Stored data entries:

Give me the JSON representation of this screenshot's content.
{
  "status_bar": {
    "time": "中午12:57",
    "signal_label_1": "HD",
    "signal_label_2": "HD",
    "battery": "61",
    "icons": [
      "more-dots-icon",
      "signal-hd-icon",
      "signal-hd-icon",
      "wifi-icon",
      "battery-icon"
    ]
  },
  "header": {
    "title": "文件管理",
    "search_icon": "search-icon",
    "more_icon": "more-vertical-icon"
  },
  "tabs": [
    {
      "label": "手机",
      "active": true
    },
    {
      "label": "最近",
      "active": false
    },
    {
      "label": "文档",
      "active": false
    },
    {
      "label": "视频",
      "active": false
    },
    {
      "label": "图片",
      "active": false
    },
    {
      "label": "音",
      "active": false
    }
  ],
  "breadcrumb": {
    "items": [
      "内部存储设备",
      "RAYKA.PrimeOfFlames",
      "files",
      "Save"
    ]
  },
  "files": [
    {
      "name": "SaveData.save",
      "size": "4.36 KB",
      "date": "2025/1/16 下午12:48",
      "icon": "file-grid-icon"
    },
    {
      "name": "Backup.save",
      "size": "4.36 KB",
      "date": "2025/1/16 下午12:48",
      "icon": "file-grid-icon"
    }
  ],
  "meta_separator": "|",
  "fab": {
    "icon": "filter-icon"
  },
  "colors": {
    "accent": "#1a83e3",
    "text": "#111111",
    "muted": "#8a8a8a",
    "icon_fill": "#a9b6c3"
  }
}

_REQUIRED TASK:_
Write every record out again, unaltered.

_SOLUTION TO THIS TASK:_
Give me the JSON representation of this screenshot's content.
{
  "status_bar": {
    "time": "中午12:57",
    "signal_label_1": "HD",
    "signal_label_2": "HD",
    "battery": "61",
    "icons": [
      "more-dots-icon",
      "signal-hd-icon",
      "signal-hd-icon",
      "wifi-icon",
      "battery-icon"
    ]
  },
  "header": {
    "title": "文件管理",
    "search_icon": "search-icon",
    "more_icon": "more-vertical-icon"
  },
  "tabs": [
    {
      "label": "手机",
      "active": true
    },
    {
      "label": "最近",
      "active": false
    },
    {
      "label": "文档",
      "active": false
    },
    {
      "label": "视频",
      "active": false
    },
    {
      "label": "图片",
      "active": false
    },
    {
      "label": "音",
      "active": false
    }
  ],
  "breadcrumb": {
    "items": [
      "内部存储设备",
      "RAYKA.PrimeOfFlames",
      "files",
      "Save"
    ]
  },
  "files": [
    {
      "name": "SaveData.save",
      "size": "4.36 KB",
      "date": "2025/1/16 下午12:48",
      "icon": "file-grid-icon"
    },
    {
      "name": "Backup.save",
      "size": "4.36 KB",
      "date": "2025/1/16 下午12:48",
      "icon": "file-grid-icon"
    }
  ],
  "meta_separator": "|",
  "fab": {
    "icon": "filter-icon"
  },
  "colors": {
    "accent": "#1a83e3",
    "text": "#111111",
    "muted": "#8a8a8a",
    "icon_fill": "#a9b6c3"
  }
}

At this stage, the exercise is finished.